_WORK TASK_
Across all of the records below, determine the number of lines containing the string "scans"; reply with that number only.

----------------

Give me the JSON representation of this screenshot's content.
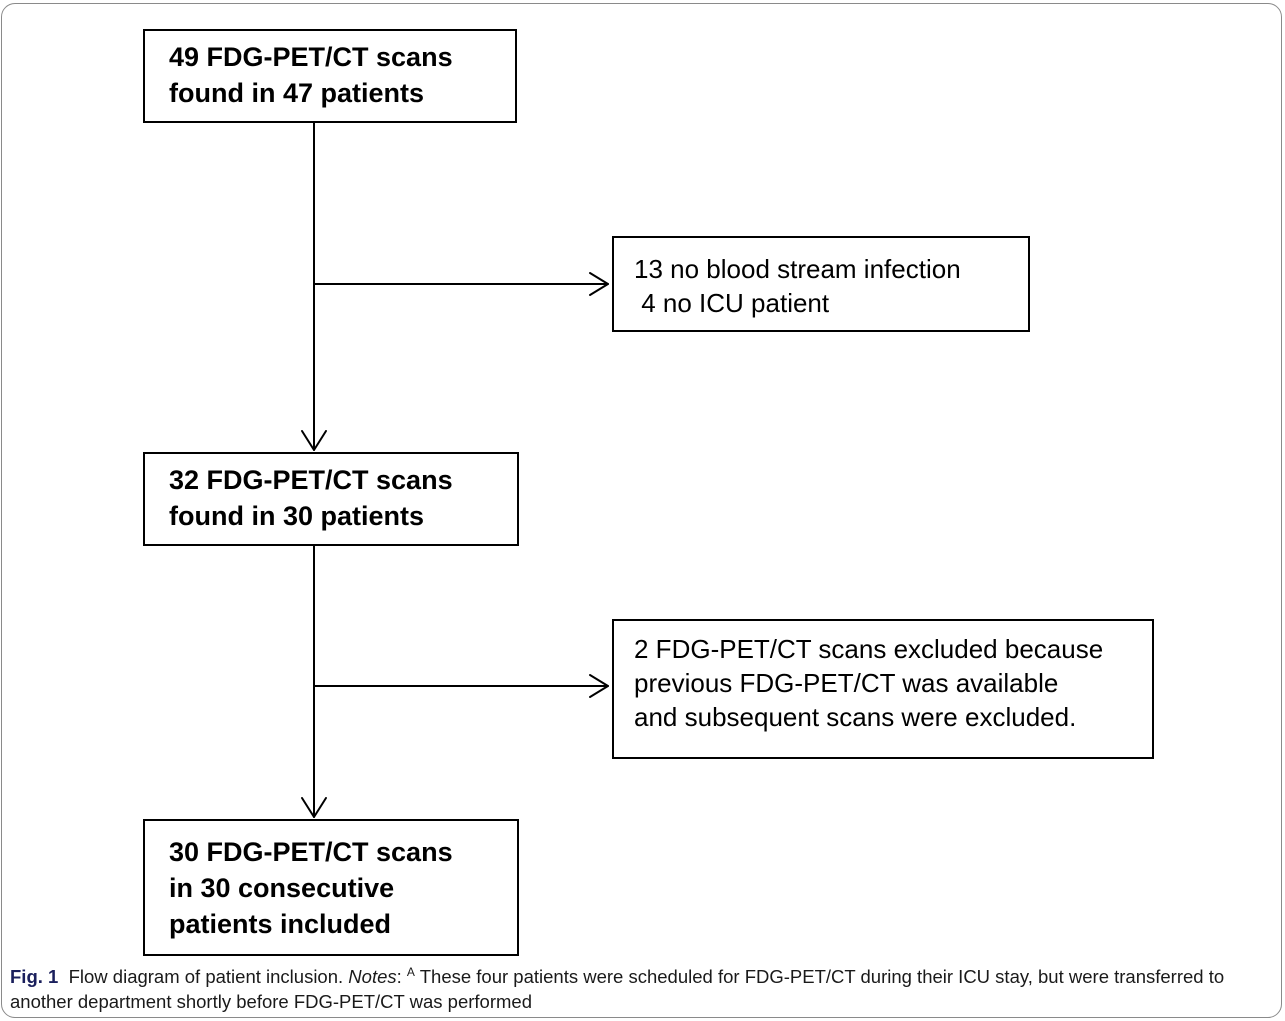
{
  "boxes": {
    "start": {
      "lines": [
        "49 FDG-PET/CT scans",
        "found in 47 patients"
      ]
    },
    "exclusion1": {
      "lines": [
        "13 no blood stream infection",
        " 4 no ICU patient"
      ]
    },
    "middle": {
      "lines": [
        "32 FDG-PET/CT scans",
        "found in 30 patients"
      ]
    },
    "exclusion2": {
      "lines": [
        "2 FDG-PET/CT scans excluded because",
        "previous FDG-PET/CT was available",
        "and subsequent scans were excluded."
      ]
    },
    "final": {
      "lines": [
        "30 FDG-PET/CT scans",
        "in 30 consecutive",
        "patients included"
      ]
    }
  },
  "caption": {
    "fig_label": "Fig. 1",
    "title": "Flow diagram of patient inclusion.",
    "notes_label": "Notes",
    "superscript": "A",
    "text": "These four patients were scheduled for FDG-PET/CT during their ICU stay, but were transferred to another department shortly before FDG-PET/CT was performed"
  }
}
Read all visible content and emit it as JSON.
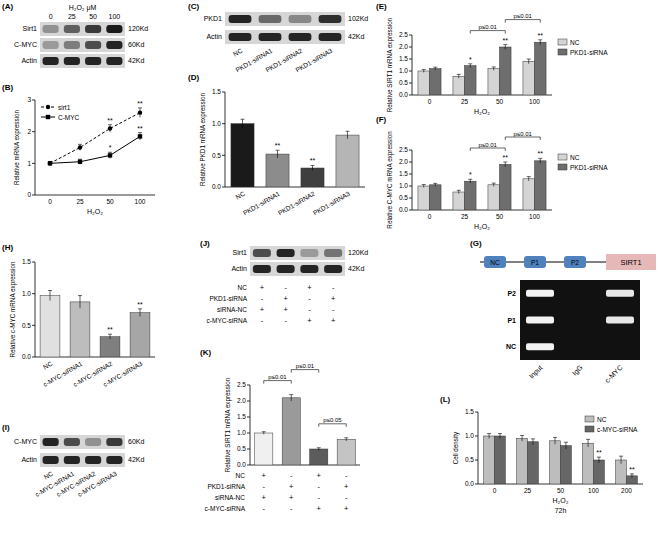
{
  "panel_labels": [
    "(A)",
    "(B)",
    "(C)",
    "(D)",
    "(E)",
    "(F)",
    "(G)",
    "(H)",
    "(I)",
    "(J)",
    "(K)",
    "(L)"
  ],
  "blots": [
    {
      "header": "H₂O₂ μM",
      "lanes": [
        "0",
        "25",
        "50",
        "100"
      ],
      "rows": [
        {
          "name": "Sirt1",
          "size": "120Kd",
          "intensity": [
            0.35,
            0.6,
            0.8,
            0.95
          ]
        },
        {
          "name": "C-MYC",
          "size": "60Kd",
          "intensity": [
            0.3,
            0.45,
            0.7,
            0.9
          ]
        },
        {
          "name": "Actin",
          "size": "42Kd",
          "intensity": [
            0.9,
            0.9,
            0.9,
            0.9
          ]
        }
      ]
    },
    {
      "lanes": [
        "NC",
        "PKD1-siRNA1",
        "PKD1-siRNA2",
        "PKD1-siRNA3"
      ],
      "rows": [
        {
          "name": "PKD1",
          "size": "102Kd",
          "intensity": [
            0.9,
            0.55,
            0.4,
            0.85
          ]
        },
        {
          "name": "Actin",
          "size": "42Kd",
          "intensity": [
            0.9,
            0.9,
            0.9,
            0.9
          ]
        }
      ]
    },
    {
      "lanes": [
        "NC",
        "c-MYC-siRNA1",
        "c-MYC-siRNA2",
        "c-MYC-siRNA3"
      ],
      "rows": [
        {
          "name": "C-MYC",
          "size": "60Kd",
          "intensity": [
            0.9,
            0.7,
            0.35,
            0.8
          ]
        },
        {
          "name": "Actin",
          "size": "42Kd",
          "intensity": [
            0.9,
            0.9,
            0.9,
            0.9
          ]
        }
      ]
    },
    {
      "rows": [
        {
          "name": "Sirt1",
          "size": "120Kd",
          "intensity": [
            0.7,
            0.9,
            0.3,
            0.5
          ]
        },
        {
          "name": "Actin",
          "size": "42Kd",
          "intensity": [
            0.9,
            0.9,
            0.9,
            0.9
          ]
        }
      ],
      "conditions": [
        {
          "label": "NC",
          "signs": [
            "+",
            "-",
            "+",
            "-"
          ]
        },
        {
          "label": "PKD1-siRNA",
          "signs": [
            "-",
            "+",
            "-",
            "+"
          ]
        },
        {
          "label": "siRNA-NC",
          "signs": [
            "+",
            "+",
            "-",
            "-"
          ]
        },
        {
          "label": "c-MYC-siRNA",
          "signs": [
            "-",
            "-",
            "+",
            "+"
          ]
        }
      ]
    }
  ],
  "diagram": {
    "sites": [
      "NC",
      "P1",
      "P2"
    ],
    "gene": "SIRT1",
    "gel": {
      "rows": [
        "P2",
        "P1",
        "NC"
      ],
      "lanes": [
        "Input",
        "IgG",
        "c-MYC"
      ],
      "intensity": [
        [
          0.95,
          0,
          0.9
        ],
        [
          0.95,
          0,
          0.9
        ],
        [
          0.95,
          0,
          0
        ]
      ]
    }
  },
  "chart_data": [
    {
      "type": "line",
      "categories": [
        "0",
        "25",
        "50",
        "100"
      ],
      "x_label": "H₂O₂",
      "y_label": "Relative mRNA expression",
      "ylim": [
        0,
        3
      ],
      "yticks": [
        0,
        1,
        2,
        3
      ],
      "legend": "top-left",
      "series": [
        {
          "name": "sirt1",
          "color": "#000000",
          "line_style": "dashed",
          "marker": "circle",
          "values": [
            1,
            1.5,
            2.1,
            2.6
          ],
          "errors": [
            0.05,
            0.1,
            0.12,
            0.15
          ]
        },
        {
          "name": "C-MYC",
          "color": "#000000",
          "line_style": "solid",
          "marker": "square",
          "values": [
            1,
            1.05,
            1.25,
            1.85
          ],
          "errors": [
            0.05,
            0.08,
            0.1,
            0.12
          ]
        }
      ],
      "annotations": [
        {
          "text": "**",
          "series": 0,
          "index": 2
        },
        {
          "text": "*",
          "series": 1,
          "index": 2
        },
        {
          "text": "**",
          "series": 0,
          "index": 3
        },
        {
          "text": "**",
          "series": 1,
          "index": 3
        }
      ]
    },
    {
      "type": "bar",
      "categories": [
        "NC",
        "PKD1-siRNA1",
        "PKD1-siRNA2",
        "PKD1-siRNA3"
      ],
      "values": [
        1.0,
        0.52,
        0.3,
        0.82
      ],
      "errors": [
        0.07,
        0.06,
        0.04,
        0.06
      ],
      "colors": [
        "#1a1a1a",
        "#8c8c8c",
        "#3f3f3f",
        "#b5b5b5"
      ],
      "y_label": "Relative PKD1 mRNA expression",
      "ylim": [
        0,
        1.5
      ],
      "yticks": [
        {
          "value": 0,
          "label": "0.0"
        },
        0.5,
        {
          "value": 1,
          "label": "1.0"
        },
        1.5
      ],
      "annotations": [
        {
          "text": "**",
          "index": 1
        },
        {
          "text": "**",
          "index": 2
        }
      ]
    },
    {
      "type": "bar",
      "categories": [
        "0",
        "25",
        "50",
        "100"
      ],
      "x_label": "H₂O₂",
      "y_label": "Relative SIRT1 mRNA expression",
      "ylim": [
        0,
        2.5
      ],
      "yticks": [
        {
          "value": 0,
          "label": "0.0"
        },
        0.5,
        {
          "value": 1,
          "label": "1.0"
        },
        1.5,
        {
          "value": 2,
          "label": "2.0"
        },
        2.5
      ],
      "legend": "right",
      "series": [
        {
          "name": "NC",
          "color": "#d4d4d4",
          "values": [
            1.0,
            0.78,
            1.1,
            1.4
          ],
          "errors": [
            0.06,
            0.08,
            0.07,
            0.1
          ]
        },
        {
          "name": "PKD1-siRNA",
          "color": "#6e6e6e",
          "values": [
            1.1,
            1.22,
            2.0,
            2.2
          ],
          "errors": [
            0.06,
            0.08,
            0.1,
            0.1
          ]
        }
      ],
      "annotations": [
        {
          "text": "*",
          "series": 1,
          "index": 1
        },
        {
          "text": "**",
          "series": 1,
          "index": 2
        },
        {
          "text": "**",
          "series": 1,
          "index": 3
        },
        {
          "text": "p≤0.01",
          "series": 1,
          "from": 1,
          "to": 2
        },
        {
          "text": "p≤0.01",
          "series": 1,
          "from": 2,
          "to": 3
        }
      ]
    },
    {
      "type": "bar",
      "categories": [
        "0",
        "25",
        "50",
        "100"
      ],
      "x_label": "H₂O₂",
      "y_label": "Relative C-MYC mRNA expression",
      "ylim": [
        0,
        2.5
      ],
      "yticks": [
        {
          "value": 0,
          "label": "0.0"
        },
        0.5,
        {
          "value": 1,
          "label": "1.0"
        },
        1.5,
        {
          "value": 2,
          "label": "2.0"
        },
        2.5
      ],
      "legend": "right",
      "series": [
        {
          "name": "NC",
          "color": "#d4d4d4",
          "values": [
            1.0,
            0.75,
            1.05,
            1.3
          ],
          "errors": [
            0.06,
            0.07,
            0.07,
            0.09
          ]
        },
        {
          "name": "PKD1-siRNA",
          "color": "#6e6e6e",
          "values": [
            1.05,
            1.2,
            1.9,
            2.05
          ],
          "errors": [
            0.06,
            0.08,
            0.1,
            0.1
          ]
        }
      ],
      "annotations": [
        {
          "text": "*",
          "series": 1,
          "index": 1
        },
        {
          "text": "**",
          "series": 1,
          "index": 2
        },
        {
          "text": "**",
          "series": 1,
          "index": 3
        },
        {
          "text": "p≤0.01",
          "series": 1,
          "from": 1,
          "to": 2
        },
        {
          "text": "p≤0.01",
          "series": 1,
          "from": 2,
          "to": 3
        }
      ]
    },
    {
      "type": "bar",
      "categories": [
        "NC",
        "c-MYC-siRNA1",
        "c-MYC-siRNA2",
        "c-MYC-siRNA3"
      ],
      "values": [
        0.97,
        0.87,
        0.32,
        0.7
      ],
      "errors": [
        0.08,
        0.1,
        0.04,
        0.06
      ],
      "colors": [
        "#e0e0e0",
        "#bdbdbd",
        "#7f7f7f",
        "#a6a6a6"
      ],
      "y_label": "Relative c-MYC mRNA expression",
      "ylim": [
        0,
        1.5
      ],
      "yticks": [
        {
          "value": 0,
          "label": "0.0"
        },
        0.5,
        {
          "value": 1,
          "label": "1.0"
        },
        1.5
      ],
      "annotations": [
        {
          "text": "**",
          "index": 2
        },
        {
          "text": "**",
          "index": 3
        }
      ]
    },
    {
      "type": "bar",
      "categories": [
        null,
        null,
        null,
        null
      ],
      "values": [
        1.0,
        2.1,
        0.5,
        0.8
      ],
      "errors": [
        0.04,
        0.1,
        0.04,
        0.05
      ],
      "colors": [
        "#f0f0f0",
        "#9a9a9a",
        "#5c5c5c",
        "#c4c4c4"
      ],
      "y_label": "Relative SIRT1 mRNA expression",
      "ylim": [
        0,
        2.5
      ],
      "yticks": [
        {
          "value": 0,
          "label": "0.0"
        },
        0.5,
        {
          "value": 1,
          "label": "1.0"
        },
        1.5,
        {
          "value": 2,
          "label": "2.0"
        },
        2.5
      ],
      "annotations": [
        {
          "text": "p≤0.01",
          "from": 0,
          "to": 1
        },
        {
          "text": "p≤0.01",
          "from": 1,
          "to": 2
        },
        {
          "text": "p≤0.05",
          "from": 2,
          "to": 3
        }
      ],
      "conditions": [
        {
          "label": "NC",
          "signs": [
            "+",
            "-",
            "+",
            "-"
          ]
        },
        {
          "label": "PKD1-siRNA",
          "signs": [
            "-",
            "+",
            "-",
            "+"
          ]
        },
        {
          "label": "siRNA-NC",
          "signs": [
            "+",
            "+",
            "-",
            "-"
          ]
        },
        {
          "label": "c-MYC-siRNA",
          "signs": [
            "-",
            "-",
            "+",
            "+"
          ]
        }
      ]
    },
    {
      "type": "bar",
      "categories": [
        "0",
        "25",
        "50",
        "100",
        "200"
      ],
      "x_label": "H₂O₂",
      "subtitle": "72h",
      "y_label": "Cell density",
      "ylim": [
        0,
        1.5
      ],
      "yticks": [
        {
          "value": 0,
          "label": "0.0"
        },
        0.5,
        {
          "value": 1,
          "label": "1.0"
        },
        1.5
      ],
      "legend": "top-right",
      "series": [
        {
          "name": "NC",
          "color": "#bdbdbd",
          "values": [
            1.0,
            0.95,
            0.9,
            0.85,
            0.5
          ],
          "errors": [
            0.05,
            0.06,
            0.07,
            0.08,
            0.08
          ]
        },
        {
          "name": "c-MYC-siRNA",
          "color": "#666666",
          "values": [
            1.0,
            0.88,
            0.8,
            0.5,
            0.17
          ],
          "errors": [
            0.05,
            0.06,
            0.07,
            0.06,
            0.04
          ]
        }
      ],
      "annotations": [
        {
          "text": "**",
          "series": 1,
          "index": 3
        },
        {
          "text": "**",
          "series": 1,
          "index": 4
        }
      ]
    }
  ]
}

----------------

_PROBLEM SOLUTION_
5